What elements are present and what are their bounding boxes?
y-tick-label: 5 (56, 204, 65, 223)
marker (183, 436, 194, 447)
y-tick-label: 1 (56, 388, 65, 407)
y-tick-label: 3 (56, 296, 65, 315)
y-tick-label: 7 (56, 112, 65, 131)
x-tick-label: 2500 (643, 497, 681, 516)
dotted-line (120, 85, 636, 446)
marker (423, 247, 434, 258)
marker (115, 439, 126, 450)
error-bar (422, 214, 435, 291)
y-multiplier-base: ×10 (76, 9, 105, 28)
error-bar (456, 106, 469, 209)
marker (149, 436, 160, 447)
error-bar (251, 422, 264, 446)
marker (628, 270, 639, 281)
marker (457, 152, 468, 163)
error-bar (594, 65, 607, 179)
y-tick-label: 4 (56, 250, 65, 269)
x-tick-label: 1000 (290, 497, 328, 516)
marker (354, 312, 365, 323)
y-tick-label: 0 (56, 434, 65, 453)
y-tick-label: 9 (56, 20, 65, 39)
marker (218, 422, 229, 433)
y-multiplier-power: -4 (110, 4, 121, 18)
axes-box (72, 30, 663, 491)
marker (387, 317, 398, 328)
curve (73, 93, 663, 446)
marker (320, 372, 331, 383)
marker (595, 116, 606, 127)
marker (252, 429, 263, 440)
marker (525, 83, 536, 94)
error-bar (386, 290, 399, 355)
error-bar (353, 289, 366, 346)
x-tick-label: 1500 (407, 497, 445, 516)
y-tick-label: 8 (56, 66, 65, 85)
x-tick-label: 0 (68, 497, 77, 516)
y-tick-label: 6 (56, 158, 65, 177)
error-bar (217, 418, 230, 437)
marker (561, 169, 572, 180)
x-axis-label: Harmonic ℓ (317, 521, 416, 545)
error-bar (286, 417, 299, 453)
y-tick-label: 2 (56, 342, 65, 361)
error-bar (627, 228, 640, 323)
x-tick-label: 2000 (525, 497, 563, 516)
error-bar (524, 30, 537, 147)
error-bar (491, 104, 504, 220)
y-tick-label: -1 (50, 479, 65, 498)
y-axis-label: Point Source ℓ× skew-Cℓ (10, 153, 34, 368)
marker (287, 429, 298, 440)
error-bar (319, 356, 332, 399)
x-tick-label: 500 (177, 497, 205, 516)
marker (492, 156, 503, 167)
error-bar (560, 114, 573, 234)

---+---

◆ **WORK TO COMPLETE**
Render the rows above as a JSON list of strings with one string per line, leaving out blank lines.

◆ **SOLUTION TO THIS EXERCISE**
[
  "What elements are present and what are their bounding boxes?",
  "y-tick-label: 5 (56, 204, 65, 223)",
  "marker (183, 436, 194, 447)",
  "y-tick-label: 1 (56, 388, 65, 407)",
  "y-tick-label: 3 (56, 296, 65, 315)",
  "y-tick-label: 7 (56, 112, 65, 131)",
  "x-tick-label: 2500 (643, 497, 681, 516)",
  "dotted-line (120, 85, 636, 446)",
  "marker (423, 247, 434, 258)",
  "marker (115, 439, 126, 450)",
  "error-bar (422, 214, 435, 291)",
  "y-multiplier-base: ×10 (76, 9, 105, 28)",
  "error-bar (456, 106, 469, 209)",
  "marker (149, 436, 160, 447)",
  "error-bar (251, 422, 264, 446)",
  "marker (628, 270, 639, 281)",
  "marker (457, 152, 468, 163)",
  "error-bar (594, 65, 607, 179)",
  "y-tick-label: 4 (56, 250, 65, 269)",
  "x-tick-label: 1000 (290, 497, 328, 516)",
  "marker (354, 312, 365, 323)",
  "y-tick-label: 0 (56, 434, 65, 453)",
  "y-tick-label: 9 (56, 20, 65, 39)",
  "marker (218, 422, 229, 433)",
  "y-multiplier-power: -4 (110, 4, 121, 18)",
  "axes-box (72, 30, 663, 491)",
  "marker (387, 317, 398, 328)",
  "curve (73, 93, 663, 446)",
  "marker (320, 372, 331, 383)",
  "marker (595, 116, 606, 127)",
  "marker (252, 429, 263, 440)",
  "marker (525, 83, 536, 94)",
  "error-bar (386, 290, 399, 355)",
  "error-bar (353, 289, 366, 346)",
  "x-tick-label: 1500 (407, 497, 445, 516)",
  "y-tick-label: 8 (56, 66, 65, 85)",
  "x-tick-label: 0 (68, 497, 77, 516)",
  "y-tick-label: 6 (56, 158, 65, 177)",
  "error-bar (217, 418, 230, 437)",
  "marker (561, 169, 572, 180)",
  "x-axis-label: Harmonic ℓ (317, 521, 416, 545)",
  "error-bar (286, 417, 299, 453)",
  "y-tick-label: 2 (56, 342, 65, 361)",
  "error-bar (627, 228, 640, 323)",
  "x-tick-label: 2000 (525, 497, 563, 516)",
  "error-bar (524, 30, 537, 147)",
  "error-bar (491, 104, 504, 220)",
  "y-tick-label: -1 (50, 479, 65, 498)",
  "y-axis-label: Point Source ℓ× skew-Cℓ (10, 153, 34, 368)",
  "marker (287, 429, 298, 440)",
  "error-bar (319, 356, 332, 399)",
  "x-tick-label: 500 (177, 497, 205, 516)",
  "marker (492, 156, 503, 167)",
  "error-bar (560, 114, 573, 234)"
]